THE EXERCISE:
Restate the entire listing word for word.

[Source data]

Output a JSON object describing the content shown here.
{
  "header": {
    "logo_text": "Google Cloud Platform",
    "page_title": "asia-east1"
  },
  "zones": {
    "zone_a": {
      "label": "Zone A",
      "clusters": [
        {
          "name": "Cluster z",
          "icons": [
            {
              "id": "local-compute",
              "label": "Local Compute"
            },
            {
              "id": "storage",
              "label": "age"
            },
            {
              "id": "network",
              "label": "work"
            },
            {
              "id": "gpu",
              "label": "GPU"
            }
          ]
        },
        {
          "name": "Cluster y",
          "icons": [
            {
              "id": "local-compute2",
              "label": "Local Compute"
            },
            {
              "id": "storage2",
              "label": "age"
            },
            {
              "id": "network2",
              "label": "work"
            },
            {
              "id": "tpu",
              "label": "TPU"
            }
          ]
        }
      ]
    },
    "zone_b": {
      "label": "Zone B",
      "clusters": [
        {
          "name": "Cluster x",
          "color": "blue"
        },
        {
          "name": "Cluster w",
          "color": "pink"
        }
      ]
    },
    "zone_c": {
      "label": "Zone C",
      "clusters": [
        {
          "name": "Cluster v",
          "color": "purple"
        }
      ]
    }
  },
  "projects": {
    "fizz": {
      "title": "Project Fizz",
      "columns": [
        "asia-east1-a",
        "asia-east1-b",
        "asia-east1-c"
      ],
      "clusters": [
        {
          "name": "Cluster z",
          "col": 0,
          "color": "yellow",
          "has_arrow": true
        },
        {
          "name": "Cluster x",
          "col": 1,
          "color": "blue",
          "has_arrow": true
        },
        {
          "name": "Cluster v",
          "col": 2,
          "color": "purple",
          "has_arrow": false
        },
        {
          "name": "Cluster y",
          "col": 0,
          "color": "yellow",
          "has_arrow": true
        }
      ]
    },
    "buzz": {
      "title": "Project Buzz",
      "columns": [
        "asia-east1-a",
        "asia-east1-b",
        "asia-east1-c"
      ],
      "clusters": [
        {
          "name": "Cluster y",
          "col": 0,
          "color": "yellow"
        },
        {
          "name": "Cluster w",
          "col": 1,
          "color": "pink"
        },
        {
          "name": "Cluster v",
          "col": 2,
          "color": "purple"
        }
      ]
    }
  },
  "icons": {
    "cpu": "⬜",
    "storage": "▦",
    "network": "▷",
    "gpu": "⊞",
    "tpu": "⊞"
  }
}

ANSWER FOR THE TASK:
Output a JSON object describing the content shown here.
{
  "header": {
    "logo_text": "Google Cloud Platform",
    "page_title": "asia-east1"
  },
  "zones": {
    "zone_a": {
      "label": "Zone A",
      "clusters": [
        {
          "name": "Cluster z",
          "icons": [
            {
              "id": "local-compute",
              "label": "Local Compute"
            },
            {
              "id": "storage",
              "label": "age"
            },
            {
              "id": "network",
              "label": "work"
            },
            {
              "id": "gpu",
              "label": "GPU"
            }
          ]
        },
        {
          "name": "Cluster y",
          "icons": [
            {
              "id": "local-compute2",
              "label": "Local Compute"
            },
            {
              "id": "storage2",
              "label": "age"
            },
            {
              "id": "network2",
              "label": "work"
            },
            {
              "id": "tpu",
              "label": "TPU"
            }
          ]
        }
      ]
    },
    "zone_b": {
      "label": "Zone B",
      "clusters": [
        {
          "name": "Cluster x",
          "color": "blue"
        },
        {
          "name": "Cluster w",
          "color": "pink"
        }
      ]
    },
    "zone_c": {
      "label": "Zone C",
      "clusters": [
        {
          "name": "Cluster v",
          "color": "purple"
        }
      ]
    }
  },
  "projects": {
    "fizz": {
      "title": "Project Fizz",
      "columns": [
        "asia-east1-a",
        "asia-east1-b",
        "asia-east1-c"
      ],
      "clusters": [
        {
          "name": "Cluster z",
          "col": 0,
          "color": "yellow",
          "has_arrow": true
        },
        {
          "name": "Cluster x",
          "col": 1,
          "color": "blue",
          "has_arrow": true
        },
        {
          "name": "Cluster v",
          "col": 2,
          "color": "purple",
          "has_arrow": false
        },
        {
          "name": "Cluster y",
          "col": 0,
          "color": "yellow",
          "has_arrow": true
        }
      ]
    },
    "buzz": {
      "title": "Project Buzz",
      "columns": [
        "asia-east1-a",
        "asia-east1-b",
        "asia-east1-c"
      ],
      "clusters": [
        {
          "name": "Cluster y",
          "col": 0,
          "color": "yellow"
        },
        {
          "name": "Cluster w",
          "col": 1,
          "color": "pink"
        },
        {
          "name": "Cluster v",
          "col": 2,
          "color": "purple"
        }
      ]
    }
  },
  "icons": {
    "cpu": "⬜",
    "storage": "▦",
    "network": "▷",
    "gpu": "⊞",
    "tpu": "⊞"
  }
}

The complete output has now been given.